Write the material out again exactly.

* Data shown *
---

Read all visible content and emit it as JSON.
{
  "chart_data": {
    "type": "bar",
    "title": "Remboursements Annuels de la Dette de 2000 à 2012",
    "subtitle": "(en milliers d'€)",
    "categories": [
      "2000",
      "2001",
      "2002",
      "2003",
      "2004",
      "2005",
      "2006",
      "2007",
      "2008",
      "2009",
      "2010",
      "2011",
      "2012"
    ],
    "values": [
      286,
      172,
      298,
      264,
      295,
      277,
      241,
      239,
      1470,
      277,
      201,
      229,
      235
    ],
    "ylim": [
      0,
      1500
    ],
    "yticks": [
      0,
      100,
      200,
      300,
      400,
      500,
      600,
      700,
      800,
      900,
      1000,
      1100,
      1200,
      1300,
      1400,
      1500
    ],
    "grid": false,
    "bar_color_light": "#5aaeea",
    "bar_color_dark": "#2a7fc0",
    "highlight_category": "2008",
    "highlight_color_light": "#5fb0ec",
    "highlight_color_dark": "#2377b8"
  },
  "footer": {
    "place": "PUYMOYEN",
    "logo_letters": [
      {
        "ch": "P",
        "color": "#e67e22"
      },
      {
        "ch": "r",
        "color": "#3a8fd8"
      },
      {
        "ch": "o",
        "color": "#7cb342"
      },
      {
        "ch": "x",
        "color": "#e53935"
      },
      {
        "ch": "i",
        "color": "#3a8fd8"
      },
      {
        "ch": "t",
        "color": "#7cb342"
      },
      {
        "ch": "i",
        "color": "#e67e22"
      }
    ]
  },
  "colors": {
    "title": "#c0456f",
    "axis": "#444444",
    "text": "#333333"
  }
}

---

* Answer below *
Read all visible content and emit it as JSON.
{
  "chart_data": {
    "type": "bar",
    "title": "Remboursements Annuels de la Dette de 2000 à 2012",
    "subtitle": "(en milliers d'€)",
    "categories": [
      "2000",
      "2001",
      "2002",
      "2003",
      "2004",
      "2005",
      "2006",
      "2007",
      "2008",
      "2009",
      "2010",
      "2011",
      "2012"
    ],
    "values": [
      286,
      172,
      298,
      264,
      295,
      277,
      241,
      239,
      1470,
      277,
      201,
      229,
      235
    ],
    "ylim": [
      0,
      1500
    ],
    "yticks": [
      0,
      100,
      200,
      300,
      400,
      500,
      600,
      700,
      800,
      900,
      1000,
      1100,
      1200,
      1300,
      1400,
      1500
    ],
    "grid": false,
    "bar_color_light": "#5aaeea",
    "bar_color_dark": "#2a7fc0",
    "highlight_category": "2008",
    "highlight_color_light": "#5fb0ec",
    "highlight_color_dark": "#2377b8"
  },
  "footer": {
    "place": "PUYMOYEN",
    "logo_letters": [
      {
        "ch": "P",
        "color": "#e67e22"
      },
      {
        "ch": "r",
        "color": "#3a8fd8"
      },
      {
        "ch": "o",
        "color": "#7cb342"
      },
      {
        "ch": "x",
        "color": "#e53935"
      },
      {
        "ch": "i",
        "color": "#3a8fd8"
      },
      {
        "ch": "t",
        "color": "#7cb342"
      },
      {
        "ch": "i",
        "color": "#e67e22"
      }
    ]
  },
  "colors": {
    "title": "#c0456f",
    "axis": "#444444",
    "text": "#333333"
  }
}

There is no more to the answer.